● WHAT IS NEEDED: Return the listing below exactly, with the pictures dropped.

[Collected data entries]
========================================================================

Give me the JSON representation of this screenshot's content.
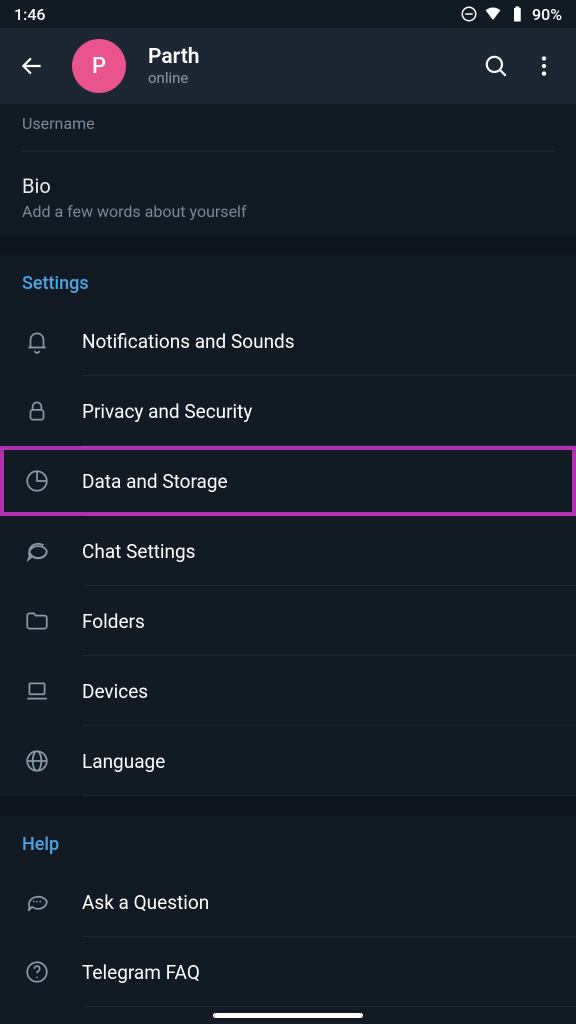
{
  "statusbar": {
    "time": "1:46",
    "battery": "90%"
  },
  "header": {
    "avatar_letter": "P",
    "name": "Parth",
    "status": "online"
  },
  "info": {
    "username_label": "Username",
    "bio_label": "Bio",
    "bio_hint": "Add a few words about yourself"
  },
  "sections": {
    "settings_title": "Settings",
    "help_title": "Help"
  },
  "settings_items": [
    {
      "label": "Notifications and Sounds",
      "icon": "bell"
    },
    {
      "label": "Privacy and Security",
      "icon": "lock"
    },
    {
      "label": "Data and Storage",
      "icon": "pie",
      "highlighted": true
    },
    {
      "label": "Chat Settings",
      "icon": "chat"
    },
    {
      "label": "Folders",
      "icon": "folder"
    },
    {
      "label": "Devices",
      "icon": "laptop"
    },
    {
      "label": "Language",
      "icon": "globe"
    }
  ],
  "help_items": [
    {
      "label": "Ask a Question",
      "icon": "chat-dots"
    },
    {
      "label": "Telegram FAQ",
      "icon": "question"
    }
  ],
  "colors": {
    "accent": "#4fa3e3",
    "avatar": "#e9548d",
    "highlight": "#b030b0",
    "bg": "#121a24",
    "header_bg": "#1c2733"
  }
}
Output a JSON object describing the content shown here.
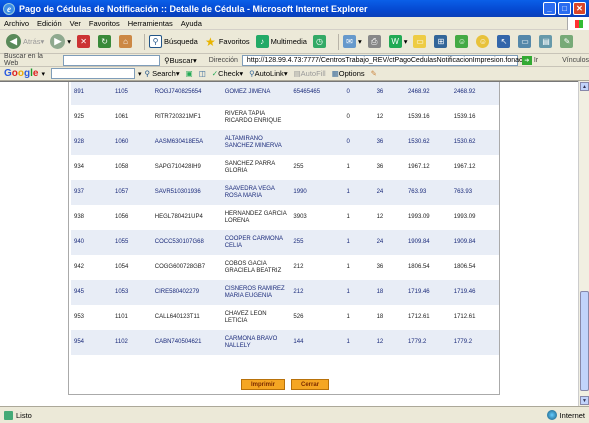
{
  "window": {
    "title": "Pago de Cédulas de Notificación :: Detalle de Cédula - Microsoft Internet Explorer"
  },
  "menu": [
    "Archivo",
    "Edición",
    "Ver",
    "Favoritos",
    "Herramientas",
    "Ayuda"
  ],
  "toolbar": {
    "back": "Atrás",
    "search": "Búsqueda",
    "favorites": "Favoritos",
    "multimedia": "Multimedia"
  },
  "addressbar": {
    "search_label": "Buscar en la Web",
    "search_button": "Buscar",
    "address_label": "Dirección",
    "url": "http://128.99.4.73:7777/CentrosTrabajo_REV/ctPagoCedulasNotificacionImpresion.fonacot",
    "go": "Ir",
    "links": "Vínculos"
  },
  "googlebar": {
    "logo": "Google",
    "search": "Search",
    "check": "Check",
    "autolink": "AutoLink",
    "autofill": "AutoFill",
    "options": "Options"
  },
  "table": {
    "rows": [
      [
        "891",
        "1105",
        "ROGJ740825654",
        "GOMEZ JIMENA",
        "65465465",
        "0",
        "36",
        "2468.92",
        "2468.92"
      ],
      [
        "925",
        "1061",
        "RITR720321MF1",
        "RIVERA TAPIA RICARDO ENRIQUE",
        "",
        "0",
        "12",
        "1539.16",
        "1539.16"
      ],
      [
        "928",
        "1060",
        "AASM630418E5A",
        "ALTAMIRANO SANCHEZ MINERVA",
        "",
        "0",
        "36",
        "1530.62",
        "1530.62"
      ],
      [
        "934",
        "1058",
        "SAPG710428IH9",
        "SANCHEZ PARRA GLORIA",
        "255",
        "1",
        "36",
        "1967.12",
        "1967.12"
      ],
      [
        "937",
        "1057",
        "SAVR510301936",
        "SAAVEDRA VEGA ROSA MARIA",
        "1990",
        "1",
        "24",
        "763.93",
        "763.93"
      ],
      [
        "938",
        "1056",
        "HEGL780421UP4",
        "HERNANDEZ GARCIA LORENA",
        "3903",
        "1",
        "12",
        "1993.09",
        "1993.09"
      ],
      [
        "940",
        "1055",
        "COCC530107G68",
        "COOPER CARMONA CELIA",
        "255",
        "1",
        "24",
        "1909.84",
        "1909.84"
      ],
      [
        "942",
        "1054",
        "COGG600728GB7",
        "COBOS GACIA GRACIELA BEATRIZ",
        "212",
        "1",
        "36",
        "1806.54",
        "1806.54"
      ],
      [
        "945",
        "1053",
        "CIRE580402279",
        "CISNEROS RAMIREZ MARIA EUGENIA",
        "212",
        "1",
        "18",
        "1719.46",
        "1719.46"
      ],
      [
        "953",
        "1101",
        "CALL640123T11",
        "CHAVEZ LEON LETICIA",
        "526",
        "1",
        "18",
        "1712.61",
        "1712.61"
      ],
      [
        "954",
        "1102",
        "CABN740504621",
        "CARMONA BRAVO NALLELY",
        "144",
        "1",
        "12",
        "1779.2",
        "1779.2"
      ]
    ]
  },
  "buttons": {
    "print": "Imprimir",
    "close": "Cerrar"
  },
  "status": {
    "text": "Listo",
    "zone": "Internet"
  }
}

========================================================================

● CORRECT RESPONSE:
Give me the JSON representation of this screenshot's content.
{
  "statusbar": {
    "time": "1:46",
    "battery": "90%"
  },
  "header": {
    "avatar_letter": "P",
    "name": "Parth",
    "status": "online"
  },
  "info": {
    "username_label": "Username",
    "bio_label": "Bio",
    "bio_hint": "Add a few words about yourself"
  },
  "sections": {
    "settings_title": "Settings",
    "help_title": "Help"
  },
  "settings_items": [
    {
      "label": "Notifications and Sounds",
      "icon": "bell"
    },
    {
      "label": "Privacy and Security",
      "icon": "lock"
    },
    {
      "label": "Data and Storage",
      "icon": "pie",
      "highlighted": true
    },
    {
      "label": "Chat Settings",
      "icon": "chat"
    },
    {
      "label": "Folders",
      "icon": "folder"
    },
    {
      "label": "Devices",
      "icon": "laptop"
    },
    {
      "label": "Language",
      "icon": "globe"
    }
  ],
  "help_items": [
    {
      "label": "Ask a Question",
      "icon": "chat-dots"
    },
    {
      "label": "Telegram FAQ",
      "icon": "question"
    }
  ],
  "colors": {
    "accent": "#4fa3e3",
    "avatar": "#e9548d",
    "highlight": "#b030b0",
    "bg": "#121a24",
    "header_bg": "#1c2733"
  }
}
Output a JSON object describing the content shown here.
{
  "window": {
    "title": "Pago de Cédulas de Notificación :: Detalle de Cédula - Microsoft Internet Explorer"
  },
  "menu": [
    "Archivo",
    "Edición",
    "Ver",
    "Favoritos",
    "Herramientas",
    "Ayuda"
  ],
  "toolbar": {
    "back": "Atrás",
    "search": "Búsqueda",
    "favorites": "Favoritos",
    "multimedia": "Multimedia"
  },
  "addressbar": {
    "search_label": "Buscar en la Web",
    "search_button": "Buscar",
    "address_label": "Dirección",
    "url": "http://128.99.4.73:7777/CentrosTrabajo_REV/ctPagoCedulasNotificacionImpresion.fonacot",
    "go": "Ir",
    "links": "Vínculos"
  },
  "googlebar": {
    "logo": "Google",
    "search": "Search",
    "check": "Check",
    "autolink": "AutoLink",
    "autofill": "AutoFill",
    "options": "Options"
  },
  "table": {
    "rows": [
      [
        "891",
        "1105",
        "ROGJ740825654",
        "GOMEZ JIMENA",
        "65465465",
        "0",
        "36",
        "2468.92",
        "2468.92"
      ],
      [
        "925",
        "1061",
        "RITR720321MF1",
        "RIVERA TAPIA RICARDO ENRIQUE",
        "",
        "0",
        "12",
        "1539.16",
        "1539.16"
      ],
      [
        "928",
        "1060",
        "AASM630418E5A",
        "ALTAMIRANO SANCHEZ MINERVA",
        "",
        "0",
        "36",
        "1530.62",
        "1530.62"
      ],
      [
        "934",
        "1058",
        "SAPG710428IH9",
        "SANCHEZ PARRA GLORIA",
        "255",
        "1",
        "36",
        "1967.12",
        "1967.12"
      ],
      [
        "937",
        "1057",
        "SAVR510301936",
        "SAAVEDRA VEGA ROSA MARIA",
        "1990",
        "1",
        "24",
        "763.93",
        "763.93"
      ],
      [
        "938",
        "1056",
        "HEGL780421UP4",
        "HERNANDEZ GARCIA LORENA",
        "3903",
        "1",
        "12",
        "1993.09",
        "1993.09"
      ],
      [
        "940",
        "1055",
        "COCC530107G68",
        "COOPER CARMONA CELIA",
        "255",
        "1",
        "24",
        "1909.84",
        "1909.84"
      ],
      [
        "942",
        "1054",
        "COGG600728GB7",
        "COBOS GACIA GRACIELA BEATRIZ",
        "212",
        "1",
        "36",
        "1806.54",
        "1806.54"
      ],
      [
        "945",
        "1053",
        "CIRE580402279",
        "CISNEROS RAMIREZ MARIA EUGENIA",
        "212",
        "1",
        "18",
        "1719.46",
        "1719.46"
      ],
      [
        "953",
        "1101",
        "CALL640123T11",
        "CHAVEZ LEON LETICIA",
        "526",
        "1",
        "18",
        "1712.61",
        "1712.61"
      ],
      [
        "954",
        "1102",
        "CABN740504621",
        "CARMONA BRAVO NALLELY",
        "144",
        "1",
        "12",
        "1779.2",
        "1779.2"
      ]
    ]
  },
  "buttons": {
    "print": "Imprimir",
    "close": "Cerrar"
  },
  "status": {
    "text": "Listo",
    "zone": "Internet"
  }
}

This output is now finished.